* [Given request]
Return each line holding the string "khuyết".

* [Entries supplied]
═══

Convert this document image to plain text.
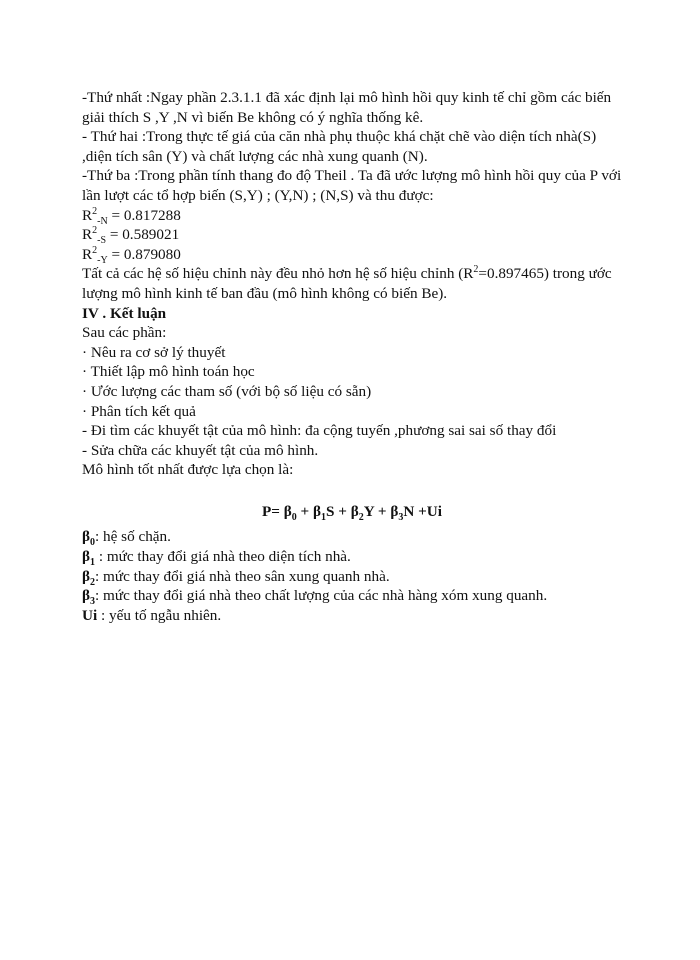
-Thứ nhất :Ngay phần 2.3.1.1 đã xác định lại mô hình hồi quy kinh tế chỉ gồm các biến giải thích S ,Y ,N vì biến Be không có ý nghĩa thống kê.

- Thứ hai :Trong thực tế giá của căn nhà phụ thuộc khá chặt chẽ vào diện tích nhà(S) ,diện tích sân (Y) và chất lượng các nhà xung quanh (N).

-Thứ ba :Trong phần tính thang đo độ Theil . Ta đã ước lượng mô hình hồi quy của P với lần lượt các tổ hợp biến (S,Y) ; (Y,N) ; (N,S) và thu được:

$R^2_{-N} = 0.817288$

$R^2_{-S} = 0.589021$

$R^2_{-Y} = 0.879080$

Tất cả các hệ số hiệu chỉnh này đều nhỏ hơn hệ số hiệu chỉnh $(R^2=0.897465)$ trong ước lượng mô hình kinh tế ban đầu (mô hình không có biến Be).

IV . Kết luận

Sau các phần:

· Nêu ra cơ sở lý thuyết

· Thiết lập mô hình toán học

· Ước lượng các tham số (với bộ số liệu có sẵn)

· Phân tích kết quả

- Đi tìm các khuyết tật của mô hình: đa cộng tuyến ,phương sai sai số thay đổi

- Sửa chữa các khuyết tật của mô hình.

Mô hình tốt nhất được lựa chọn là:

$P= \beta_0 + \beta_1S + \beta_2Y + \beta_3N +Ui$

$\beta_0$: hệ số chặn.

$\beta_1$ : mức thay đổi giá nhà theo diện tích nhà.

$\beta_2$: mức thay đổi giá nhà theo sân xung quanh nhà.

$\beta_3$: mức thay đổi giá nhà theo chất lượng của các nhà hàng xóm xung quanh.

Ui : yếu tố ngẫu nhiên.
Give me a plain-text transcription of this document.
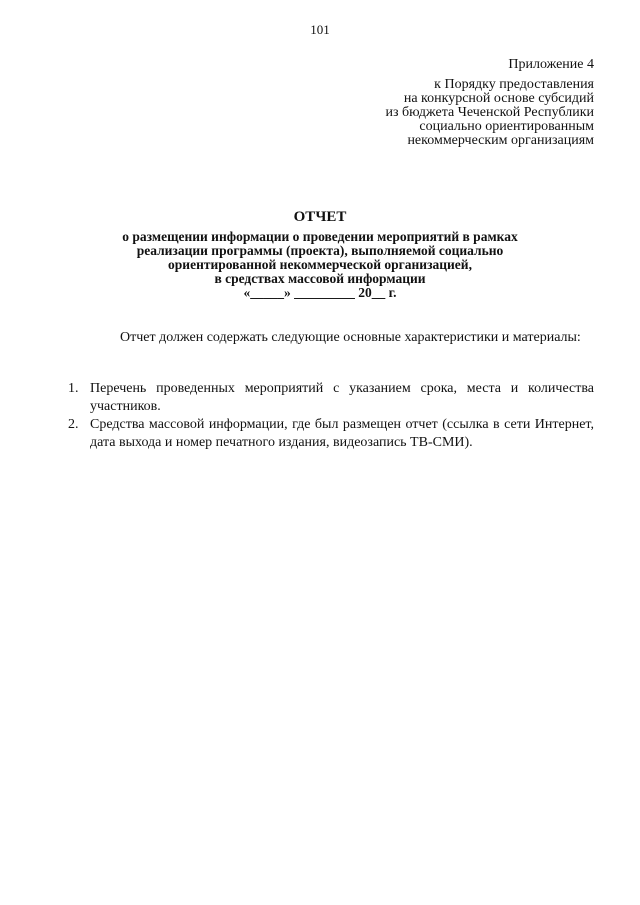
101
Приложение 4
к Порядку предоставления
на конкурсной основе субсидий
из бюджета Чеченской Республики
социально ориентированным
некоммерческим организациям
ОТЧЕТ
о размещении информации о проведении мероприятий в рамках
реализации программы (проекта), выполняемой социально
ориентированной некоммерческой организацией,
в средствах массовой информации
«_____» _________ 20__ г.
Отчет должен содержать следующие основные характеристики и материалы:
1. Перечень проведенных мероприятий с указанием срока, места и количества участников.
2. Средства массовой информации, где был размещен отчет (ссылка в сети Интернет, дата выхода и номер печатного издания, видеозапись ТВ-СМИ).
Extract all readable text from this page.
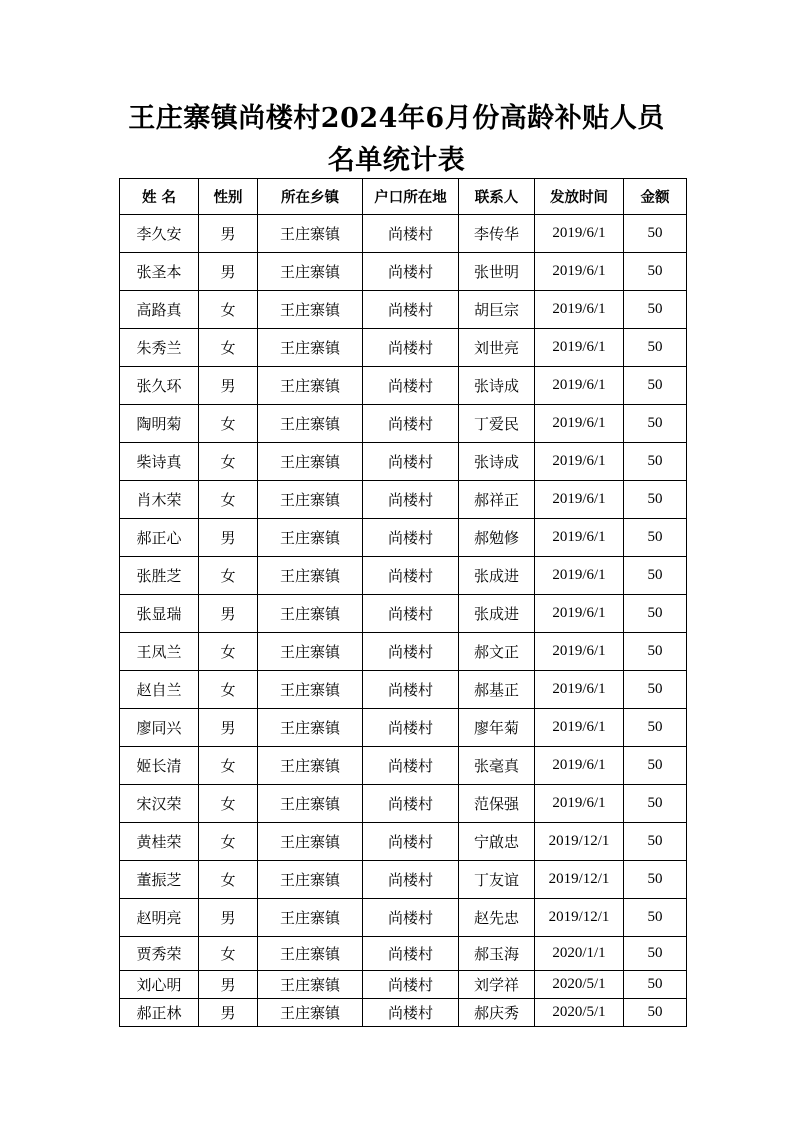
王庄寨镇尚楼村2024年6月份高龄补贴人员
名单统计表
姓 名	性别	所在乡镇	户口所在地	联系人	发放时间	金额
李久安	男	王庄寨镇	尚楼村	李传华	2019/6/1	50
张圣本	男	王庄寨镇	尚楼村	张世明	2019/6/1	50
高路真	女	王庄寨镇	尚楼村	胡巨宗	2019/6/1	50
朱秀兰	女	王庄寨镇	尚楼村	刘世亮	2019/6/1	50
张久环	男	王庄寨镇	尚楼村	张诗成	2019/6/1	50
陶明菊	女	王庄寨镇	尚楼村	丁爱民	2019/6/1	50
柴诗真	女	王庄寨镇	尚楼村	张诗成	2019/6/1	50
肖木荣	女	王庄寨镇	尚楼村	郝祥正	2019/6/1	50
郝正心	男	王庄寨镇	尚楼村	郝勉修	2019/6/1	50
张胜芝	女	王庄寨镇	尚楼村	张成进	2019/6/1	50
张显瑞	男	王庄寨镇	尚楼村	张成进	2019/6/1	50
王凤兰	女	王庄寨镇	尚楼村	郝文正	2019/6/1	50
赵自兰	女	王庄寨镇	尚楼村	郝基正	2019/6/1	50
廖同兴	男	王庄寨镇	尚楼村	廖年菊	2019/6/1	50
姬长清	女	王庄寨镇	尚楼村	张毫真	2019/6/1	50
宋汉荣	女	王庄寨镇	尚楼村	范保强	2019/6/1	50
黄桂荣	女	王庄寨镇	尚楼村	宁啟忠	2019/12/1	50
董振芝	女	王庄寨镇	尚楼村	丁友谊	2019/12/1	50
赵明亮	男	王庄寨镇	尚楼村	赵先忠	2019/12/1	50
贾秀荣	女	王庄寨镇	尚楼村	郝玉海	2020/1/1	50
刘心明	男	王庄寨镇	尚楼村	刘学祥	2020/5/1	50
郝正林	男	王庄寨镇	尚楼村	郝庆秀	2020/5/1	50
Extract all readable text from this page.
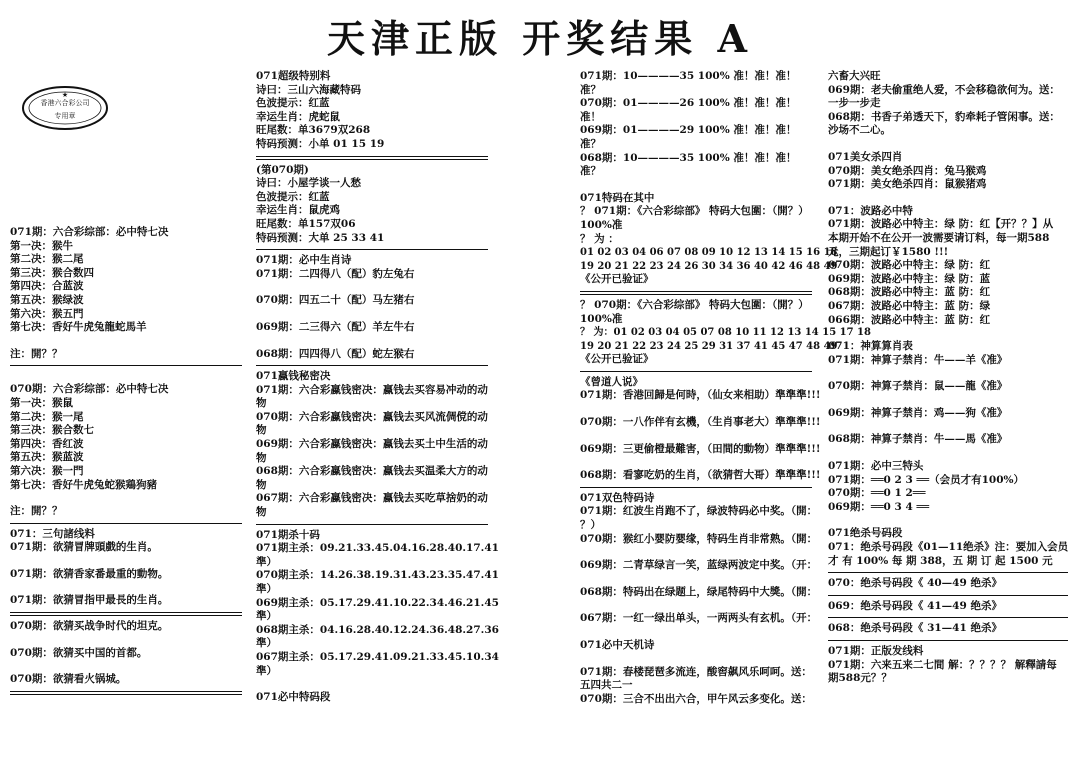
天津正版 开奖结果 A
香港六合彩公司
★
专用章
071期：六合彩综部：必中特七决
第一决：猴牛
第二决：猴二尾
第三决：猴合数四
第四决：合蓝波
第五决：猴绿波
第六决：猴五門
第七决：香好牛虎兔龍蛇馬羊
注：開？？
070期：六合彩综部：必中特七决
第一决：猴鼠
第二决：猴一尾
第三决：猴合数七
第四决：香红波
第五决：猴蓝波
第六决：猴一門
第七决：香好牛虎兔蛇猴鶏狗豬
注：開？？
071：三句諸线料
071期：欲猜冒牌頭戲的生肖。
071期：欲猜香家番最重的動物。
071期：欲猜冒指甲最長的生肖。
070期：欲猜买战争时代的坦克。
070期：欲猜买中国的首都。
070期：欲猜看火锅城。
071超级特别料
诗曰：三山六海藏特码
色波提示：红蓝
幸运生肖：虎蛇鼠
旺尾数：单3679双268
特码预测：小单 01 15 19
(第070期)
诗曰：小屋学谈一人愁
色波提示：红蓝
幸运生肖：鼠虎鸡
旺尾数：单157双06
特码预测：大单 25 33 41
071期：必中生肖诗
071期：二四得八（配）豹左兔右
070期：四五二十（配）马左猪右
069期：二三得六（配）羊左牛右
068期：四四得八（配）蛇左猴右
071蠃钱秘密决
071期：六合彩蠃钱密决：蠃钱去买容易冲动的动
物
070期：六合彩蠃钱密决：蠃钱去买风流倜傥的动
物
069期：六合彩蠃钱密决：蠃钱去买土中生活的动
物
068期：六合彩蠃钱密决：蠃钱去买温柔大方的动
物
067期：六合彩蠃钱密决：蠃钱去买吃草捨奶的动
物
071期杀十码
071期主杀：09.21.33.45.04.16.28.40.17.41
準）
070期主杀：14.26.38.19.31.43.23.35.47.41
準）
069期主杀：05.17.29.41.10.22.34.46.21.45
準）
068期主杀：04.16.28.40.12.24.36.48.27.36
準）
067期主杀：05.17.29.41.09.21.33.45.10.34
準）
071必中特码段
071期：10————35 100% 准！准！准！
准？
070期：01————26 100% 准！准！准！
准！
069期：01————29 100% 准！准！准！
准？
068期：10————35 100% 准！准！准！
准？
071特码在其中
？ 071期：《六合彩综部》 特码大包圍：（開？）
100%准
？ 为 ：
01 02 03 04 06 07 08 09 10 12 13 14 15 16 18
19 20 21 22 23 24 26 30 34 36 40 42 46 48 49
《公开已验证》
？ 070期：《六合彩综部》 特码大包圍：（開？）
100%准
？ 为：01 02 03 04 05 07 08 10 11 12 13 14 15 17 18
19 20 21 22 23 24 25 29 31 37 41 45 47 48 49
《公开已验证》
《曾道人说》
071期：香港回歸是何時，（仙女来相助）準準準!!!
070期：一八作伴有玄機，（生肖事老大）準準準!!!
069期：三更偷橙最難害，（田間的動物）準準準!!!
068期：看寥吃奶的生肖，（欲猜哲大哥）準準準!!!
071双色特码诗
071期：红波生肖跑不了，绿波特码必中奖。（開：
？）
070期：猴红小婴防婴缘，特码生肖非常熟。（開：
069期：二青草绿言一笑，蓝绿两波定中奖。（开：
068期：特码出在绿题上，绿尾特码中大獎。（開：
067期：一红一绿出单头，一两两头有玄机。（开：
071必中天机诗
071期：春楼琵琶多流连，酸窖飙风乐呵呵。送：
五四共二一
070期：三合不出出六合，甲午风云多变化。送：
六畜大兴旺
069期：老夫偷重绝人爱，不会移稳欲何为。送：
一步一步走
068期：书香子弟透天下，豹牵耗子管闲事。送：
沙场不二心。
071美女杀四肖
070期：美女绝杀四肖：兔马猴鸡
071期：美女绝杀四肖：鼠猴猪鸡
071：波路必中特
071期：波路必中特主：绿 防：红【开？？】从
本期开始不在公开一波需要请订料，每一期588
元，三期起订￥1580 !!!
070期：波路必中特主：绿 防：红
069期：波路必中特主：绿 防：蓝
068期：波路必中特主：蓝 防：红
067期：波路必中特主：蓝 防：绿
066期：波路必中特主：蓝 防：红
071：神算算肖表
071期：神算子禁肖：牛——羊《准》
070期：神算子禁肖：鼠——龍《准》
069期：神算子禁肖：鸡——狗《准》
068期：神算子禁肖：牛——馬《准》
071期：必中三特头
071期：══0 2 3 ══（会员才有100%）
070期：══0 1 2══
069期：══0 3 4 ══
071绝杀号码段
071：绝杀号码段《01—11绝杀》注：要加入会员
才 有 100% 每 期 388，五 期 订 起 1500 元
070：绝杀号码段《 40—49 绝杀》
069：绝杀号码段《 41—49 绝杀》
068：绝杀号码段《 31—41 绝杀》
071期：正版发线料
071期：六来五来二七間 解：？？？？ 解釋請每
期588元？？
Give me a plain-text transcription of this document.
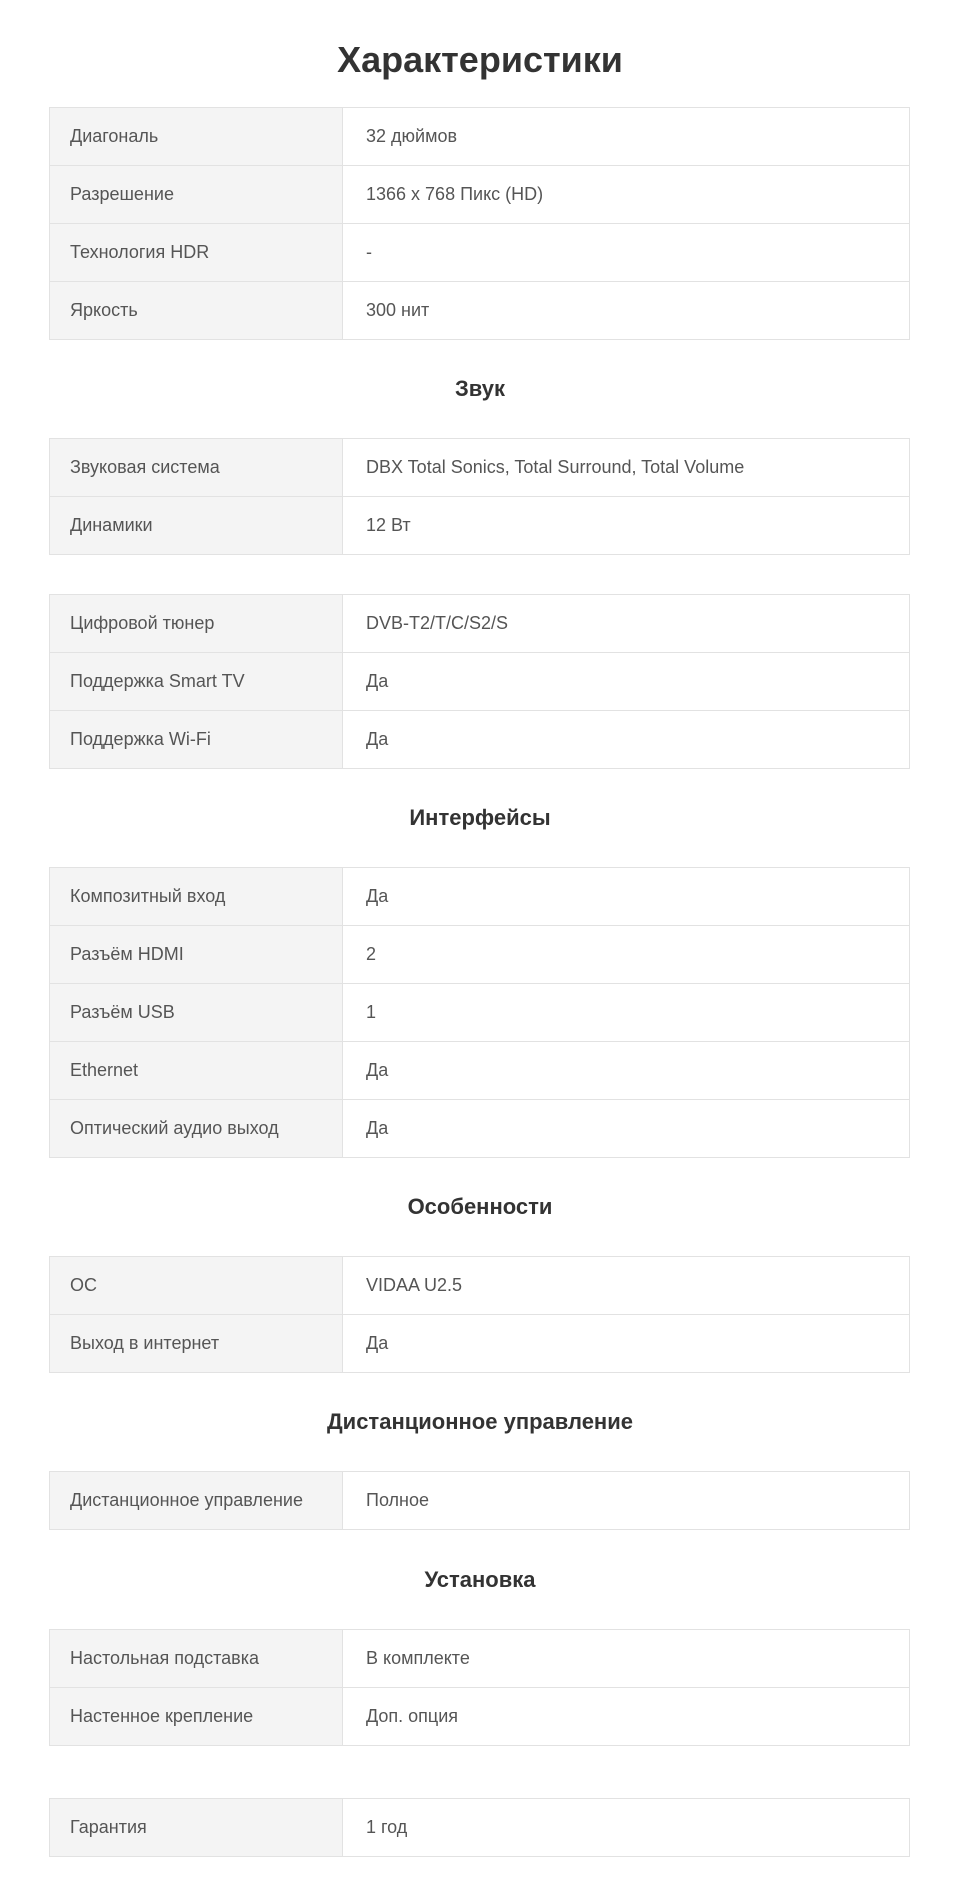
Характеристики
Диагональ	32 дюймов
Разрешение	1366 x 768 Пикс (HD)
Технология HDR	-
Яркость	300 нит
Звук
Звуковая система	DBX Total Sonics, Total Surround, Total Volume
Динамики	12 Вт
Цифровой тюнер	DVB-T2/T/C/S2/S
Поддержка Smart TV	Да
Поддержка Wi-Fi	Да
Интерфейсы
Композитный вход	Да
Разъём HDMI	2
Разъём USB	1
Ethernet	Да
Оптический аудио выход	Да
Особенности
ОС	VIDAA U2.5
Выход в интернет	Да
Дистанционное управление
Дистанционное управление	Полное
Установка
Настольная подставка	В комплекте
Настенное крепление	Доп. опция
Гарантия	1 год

═══

* [The reply]
- Đi tìm các khuyết tật của mô hình: đa cộng tuyến ,phương sai sai số thay đổi
- Sửa chữa các khuyết tật của mô hình.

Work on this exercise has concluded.